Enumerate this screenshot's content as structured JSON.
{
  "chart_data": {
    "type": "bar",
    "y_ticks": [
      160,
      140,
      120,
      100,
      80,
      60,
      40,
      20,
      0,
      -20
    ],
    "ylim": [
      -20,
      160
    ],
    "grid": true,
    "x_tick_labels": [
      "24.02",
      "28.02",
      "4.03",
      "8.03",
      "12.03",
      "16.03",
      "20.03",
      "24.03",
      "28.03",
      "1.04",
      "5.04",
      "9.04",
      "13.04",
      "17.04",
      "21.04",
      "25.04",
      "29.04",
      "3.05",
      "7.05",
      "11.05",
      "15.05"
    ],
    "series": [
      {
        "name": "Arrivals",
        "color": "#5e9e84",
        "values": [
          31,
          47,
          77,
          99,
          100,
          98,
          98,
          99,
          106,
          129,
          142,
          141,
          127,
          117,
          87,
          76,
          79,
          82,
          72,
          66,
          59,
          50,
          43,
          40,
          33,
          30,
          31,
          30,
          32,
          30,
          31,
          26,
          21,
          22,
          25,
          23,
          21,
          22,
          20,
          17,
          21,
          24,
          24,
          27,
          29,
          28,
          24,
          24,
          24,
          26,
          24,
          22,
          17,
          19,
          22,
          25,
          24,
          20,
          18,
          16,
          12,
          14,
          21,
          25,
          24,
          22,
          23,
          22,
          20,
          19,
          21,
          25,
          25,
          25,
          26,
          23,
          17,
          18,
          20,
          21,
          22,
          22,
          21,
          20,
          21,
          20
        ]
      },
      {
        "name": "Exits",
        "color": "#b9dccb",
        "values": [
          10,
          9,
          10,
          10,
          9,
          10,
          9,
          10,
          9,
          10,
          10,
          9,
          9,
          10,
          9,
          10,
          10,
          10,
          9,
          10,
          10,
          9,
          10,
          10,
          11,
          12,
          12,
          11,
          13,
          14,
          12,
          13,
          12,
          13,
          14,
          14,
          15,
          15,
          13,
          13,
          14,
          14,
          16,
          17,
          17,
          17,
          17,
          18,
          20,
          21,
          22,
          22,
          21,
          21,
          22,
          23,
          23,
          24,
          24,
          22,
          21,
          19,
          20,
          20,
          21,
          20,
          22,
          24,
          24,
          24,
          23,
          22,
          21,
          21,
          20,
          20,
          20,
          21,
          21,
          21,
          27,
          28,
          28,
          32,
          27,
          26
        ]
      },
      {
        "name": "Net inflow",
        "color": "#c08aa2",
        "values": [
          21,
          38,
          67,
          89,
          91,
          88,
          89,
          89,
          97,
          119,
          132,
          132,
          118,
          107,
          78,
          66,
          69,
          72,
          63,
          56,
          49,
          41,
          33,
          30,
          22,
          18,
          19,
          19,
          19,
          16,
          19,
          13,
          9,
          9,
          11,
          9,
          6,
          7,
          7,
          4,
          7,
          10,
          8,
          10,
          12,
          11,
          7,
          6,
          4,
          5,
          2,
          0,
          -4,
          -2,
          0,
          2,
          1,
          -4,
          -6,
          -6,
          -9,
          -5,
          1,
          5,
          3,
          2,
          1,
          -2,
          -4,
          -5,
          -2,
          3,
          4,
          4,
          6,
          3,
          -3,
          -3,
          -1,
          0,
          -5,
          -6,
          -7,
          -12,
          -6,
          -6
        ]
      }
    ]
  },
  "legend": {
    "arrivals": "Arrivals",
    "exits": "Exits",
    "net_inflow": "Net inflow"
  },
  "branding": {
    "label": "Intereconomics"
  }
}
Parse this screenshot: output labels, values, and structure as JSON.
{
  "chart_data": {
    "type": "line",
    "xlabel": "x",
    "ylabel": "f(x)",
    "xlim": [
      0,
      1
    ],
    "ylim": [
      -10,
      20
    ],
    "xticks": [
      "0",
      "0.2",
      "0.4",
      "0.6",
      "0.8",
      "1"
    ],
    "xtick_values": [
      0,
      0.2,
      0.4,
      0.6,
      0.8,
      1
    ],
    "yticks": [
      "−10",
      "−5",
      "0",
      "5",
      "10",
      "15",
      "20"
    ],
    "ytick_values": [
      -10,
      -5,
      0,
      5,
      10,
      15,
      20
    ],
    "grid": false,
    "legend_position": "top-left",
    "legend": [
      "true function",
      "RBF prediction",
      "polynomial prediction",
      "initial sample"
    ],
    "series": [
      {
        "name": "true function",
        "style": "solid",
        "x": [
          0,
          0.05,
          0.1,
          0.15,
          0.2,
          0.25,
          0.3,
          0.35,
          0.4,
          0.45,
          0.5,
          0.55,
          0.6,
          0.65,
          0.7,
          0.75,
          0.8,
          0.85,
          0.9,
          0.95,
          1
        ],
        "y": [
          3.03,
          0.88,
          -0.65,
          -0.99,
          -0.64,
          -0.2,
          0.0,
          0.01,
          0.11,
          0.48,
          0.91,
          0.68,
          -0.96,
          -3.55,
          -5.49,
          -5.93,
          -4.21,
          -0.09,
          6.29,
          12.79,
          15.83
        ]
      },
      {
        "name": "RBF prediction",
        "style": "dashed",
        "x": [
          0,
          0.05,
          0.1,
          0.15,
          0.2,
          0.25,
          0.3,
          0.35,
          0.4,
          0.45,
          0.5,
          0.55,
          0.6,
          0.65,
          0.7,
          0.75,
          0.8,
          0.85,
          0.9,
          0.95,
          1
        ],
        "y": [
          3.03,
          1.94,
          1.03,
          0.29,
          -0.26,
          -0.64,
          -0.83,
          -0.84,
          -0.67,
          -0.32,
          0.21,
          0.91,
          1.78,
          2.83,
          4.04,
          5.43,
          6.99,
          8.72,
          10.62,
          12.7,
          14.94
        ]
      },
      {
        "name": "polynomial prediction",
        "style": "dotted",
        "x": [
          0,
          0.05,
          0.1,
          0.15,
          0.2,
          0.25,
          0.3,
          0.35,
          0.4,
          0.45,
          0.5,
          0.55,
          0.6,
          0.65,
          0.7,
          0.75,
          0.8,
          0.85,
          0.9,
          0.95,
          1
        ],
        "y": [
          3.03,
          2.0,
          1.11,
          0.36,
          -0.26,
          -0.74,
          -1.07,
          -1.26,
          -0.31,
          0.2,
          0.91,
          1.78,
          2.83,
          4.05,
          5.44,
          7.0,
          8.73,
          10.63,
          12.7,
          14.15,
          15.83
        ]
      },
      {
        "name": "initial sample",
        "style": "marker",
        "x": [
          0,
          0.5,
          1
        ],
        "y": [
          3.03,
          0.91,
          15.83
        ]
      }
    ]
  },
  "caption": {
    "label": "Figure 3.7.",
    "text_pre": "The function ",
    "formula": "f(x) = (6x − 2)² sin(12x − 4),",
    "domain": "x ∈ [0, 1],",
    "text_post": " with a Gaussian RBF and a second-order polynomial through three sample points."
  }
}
____________
TASK DIRECTIONS: Determine how many lines of the data contain the word "this", and reply with that number only.

EXPECTED ANSWER: 2